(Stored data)

......

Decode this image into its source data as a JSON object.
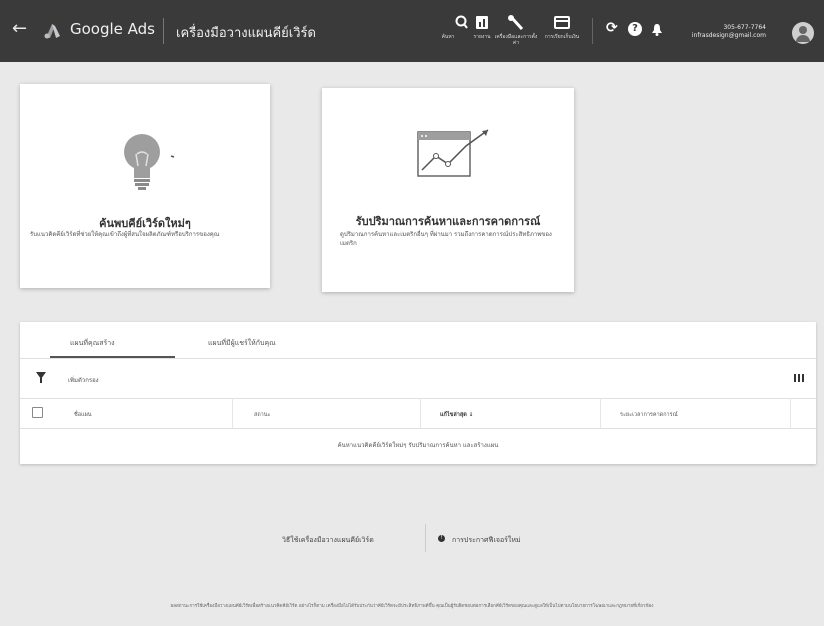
{
  "header": {
    "brand": "Google Ads",
    "tool_title": "เครื่องมือวางแผนคีย์เวิร์ด",
    "nav_items": [
      {
        "icon": "search-icon",
        "label": "ค้นหา"
      },
      {
        "icon": "reports-icon",
        "label": "รายงาน"
      },
      {
        "icon": "wrench-icon",
        "label": "เครื่องมือและการตั้งค่า"
      },
      {
        "icon": "billing-icon",
        "label": "การเรียกเก็บเงิน"
      }
    ],
    "account_phone": "305-677-7764",
    "account_email": "infrasdesign@gmail.com"
  },
  "cards": [
    {
      "title": "ค้นพบคีย์เวิร์ดใหม่ๆ",
      "description": "รับแนวคิดคีย์เวิร์ดที่ช่วยให้คุณเข้าถึงผู้ที่สนใจผลิตภัณฑ์หรือบริการของคุณ"
    },
    {
      "title": "รับปริมาณการค้นหาและการคาดการณ์",
      "description": "ดูปริมาณการค้นหาและเมตริกอื่นๆ ที่ผ่านมา รวมถึงการคาดการณ์ประสิทธิภาพของเมตริก"
    }
  ],
  "plans": {
    "tabs": [
      "แผนที่คุณสร้าง",
      "แผนที่มีผู้แชร์ให้กับคุณ"
    ],
    "filter_label": "เพิ่มตัวกรอง",
    "columns": [
      "ชื่อแผน",
      "สถานะ",
      "แก้ไขล่าสุด ↓",
      "ระยะเวลาการคาดการณ์"
    ],
    "empty_message": "ค้นหาแนวคิดคีย์เวิร์ดใหม่ๆ รับปริมาณการค้นหา และสร้างแผน"
  },
  "footer": {
    "how_to": "วิธีใช้เครื่องมือวางแผนคีย์เวิร์ด",
    "announcements": "การประกาศฟีเจอร์ใหม่",
    "disclaimer": "ผลสถานะการใช้เครื่องมือวางแผนคีย์เวิร์ดเพื่อสร้างแนวคิดคีย์เวิร์ด อย่างไรก็ตาม เครื่องมือไม่ได้รับประกันว่าคีย์เวิร์ดจะมีประสิทธิภาพดีขึ้น คุณเป็นผู้รับผิดชอบต่อการเลือกคีย์เวิร์ดของคุณและดูแลให้เป็นไปตามนโยบายการโฆษณาและกฎหมายที่เกี่ยวข้อง"
  },
  "colors": {
    "topbar": "#3a3a3a",
    "background": "#e9e9e9",
    "card": "#ffffff"
  }
}
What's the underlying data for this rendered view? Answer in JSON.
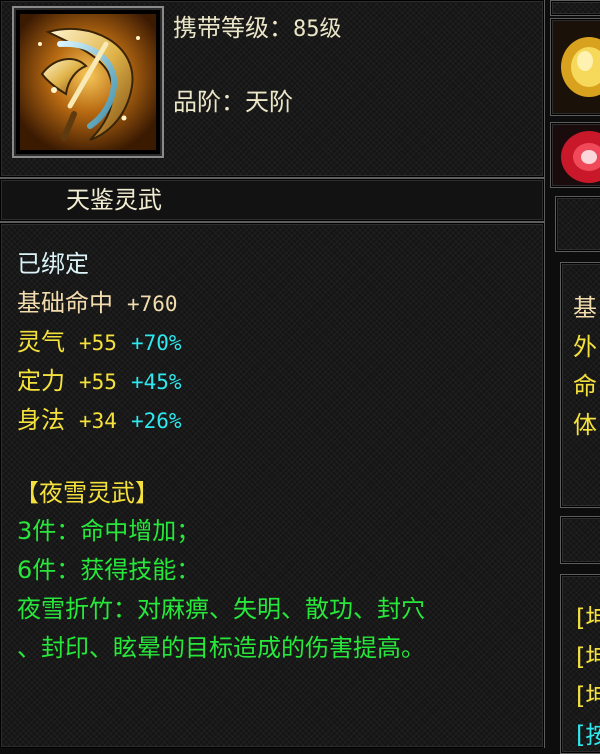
{
  "item": {
    "carry_level_label": "携带等级：",
    "carry_level_value": "85级",
    "grade_label": "品阶：",
    "grade_value": "天阶",
    "name": "天鉴灵武",
    "icon": "golden-weapon-icon"
  },
  "attributes": {
    "bound": "已绑定",
    "base": {
      "label": "基础命中",
      "value": "+760"
    },
    "stats": [
      {
        "label": "灵气",
        "value": "+55",
        "bonus": "+70%"
      },
      {
        "label": "定力",
        "value": "+55",
        "bonus": "+45%"
      },
      {
        "label": "身法",
        "value": "+34",
        "bonus": "+26%"
      }
    ]
  },
  "set": {
    "title": "【夜雪灵武】",
    "bonus_3": "3件：命中增加；",
    "bonus_6": "6件：获得技能：",
    "skill_line_1": "夜雪折竹：对麻痹、失明、散功、封穴",
    "skill_line_2": "、封印、眩晕的目标造成的伤害提高。"
  },
  "right_panel": {
    "partial_labels": [
      "基",
      "外",
      "命",
      "体"
    ],
    "partial_brackets": [
      "[坤",
      "[坤",
      "[坤",
      "[按"
    ]
  },
  "colors": {
    "white_text": "#dcf4f8",
    "beige_text": "#f2dcae",
    "yellow_text": "#f5e13c",
    "cyan_text": "#2ee8ee",
    "green_text": "#27e83a",
    "info_text": "#ece6c8"
  }
}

......

None of the pictures should appear; repeat the records exactly otherwise.

Decode this image into its source data as a JSON object.
{
  "header": {
    "brand": "Google Ads",
    "tool_title": "เครื่องมือวางแผนคีย์เวิร์ด",
    "nav_items": [
      {
        "icon": "search-icon",
        "label": "ค้นหา"
      },
      {
        "icon": "reports-icon",
        "label": "รายงาน"
      },
      {
        "icon": "wrench-icon",
        "label": "เครื่องมือและการตั้งค่า"
      },
      {
        "icon": "billing-icon",
        "label": "การเรียกเก็บเงิน"
      }
    ],
    "account_phone": "305-677-7764",
    "account_email": "infrasdesign@gmail.com"
  },
  "cards": [
    {
      "title": "ค้นพบคีย์เวิร์ดใหม่ๆ",
      "description": "รับแนวคิดคีย์เวิร์ดที่ช่วยให้คุณเข้าถึงผู้ที่สนใจผลิตภัณฑ์หรือบริการของคุณ"
    },
    {
      "title": "รับปริมาณการค้นหาและการคาดการณ์",
      "description": "ดูปริมาณการค้นหาและเมตริกอื่นๆ ที่ผ่านมา รวมถึงการคาดการณ์ประสิทธิภาพของเมตริก"
    }
  ],
  "plans": {
    "tabs": [
      "แผนที่คุณสร้าง",
      "แผนที่มีผู้แชร์ให้กับคุณ"
    ],
    "filter_label": "เพิ่มตัวกรอง",
    "columns": [
      "ชื่อแผน",
      "สถานะ",
      "แก้ไขล่าสุด ↓",
      "ระยะเวลาการคาดการณ์"
    ],
    "empty_message": "ค้นหาแนวคิดคีย์เวิร์ดใหม่ๆ รับปริมาณการค้นหา และสร้างแผน"
  },
  "footer": {
    "how_to": "วิธีใช้เครื่องมือวางแผนคีย์เวิร์ด",
    "announcements": "การประกาศฟีเจอร์ใหม่",
    "disclaimer": "ผลสถานะการใช้เครื่องมือวางแผนคีย์เวิร์ดเพื่อสร้างแนวคิดคีย์เวิร์ด อย่างไรก็ตาม เครื่องมือไม่ได้รับประกันว่าคีย์เวิร์ดจะมีประสิทธิภาพดีขึ้น คุณเป็นผู้รับผิดชอบต่อการเลือกคีย์เวิร์ดของคุณและดูแลให้เป็นไปตามนโยบายการโฆษณาและกฎหมายที่เกี่ยวข้อง"
  },
  "colors": {
    "topbar": "#3a3a3a",
    "background": "#e9e9e9",
    "card": "#ffffff"
  }
}
What's the underlying data for this rendered view? Answer in JSON.
{
  "item": {
    "carry_level_label": "携带等级：",
    "carry_level_value": "85级",
    "grade_label": "品阶：",
    "grade_value": "天阶",
    "name": "天鉴灵武",
    "icon": "golden-weapon-icon"
  },
  "attributes": {
    "bound": "已绑定",
    "base": {
      "label": "基础命中",
      "value": "+760"
    },
    "stats": [
      {
        "label": "灵气",
        "value": "+55",
        "bonus": "+70%"
      },
      {
        "label": "定力",
        "value": "+55",
        "bonus": "+45%"
      },
      {
        "label": "身法",
        "value": "+34",
        "bonus": "+26%"
      }
    ]
  },
  "set": {
    "title": "【夜雪灵武】",
    "bonus_3": "3件：命中增加；",
    "bonus_6": "6件：获得技能：",
    "skill_line_1": "夜雪折竹：对麻痹、失明、散功、封穴",
    "skill_line_2": "、封印、眩晕的目标造成的伤害提高。"
  },
  "right_panel": {
    "partial_labels": [
      "基",
      "外",
      "命",
      "体"
    ],
    "partial_brackets": [
      "[坤",
      "[坤",
      "[坤",
      "[按"
    ]
  },
  "colors": {
    "white_text": "#dcf4f8",
    "beige_text": "#f2dcae",
    "yellow_text": "#f5e13c",
    "cyan_text": "#2ee8ee",
    "green_text": "#27e83a",
    "info_text": "#ece6c8"
  }
}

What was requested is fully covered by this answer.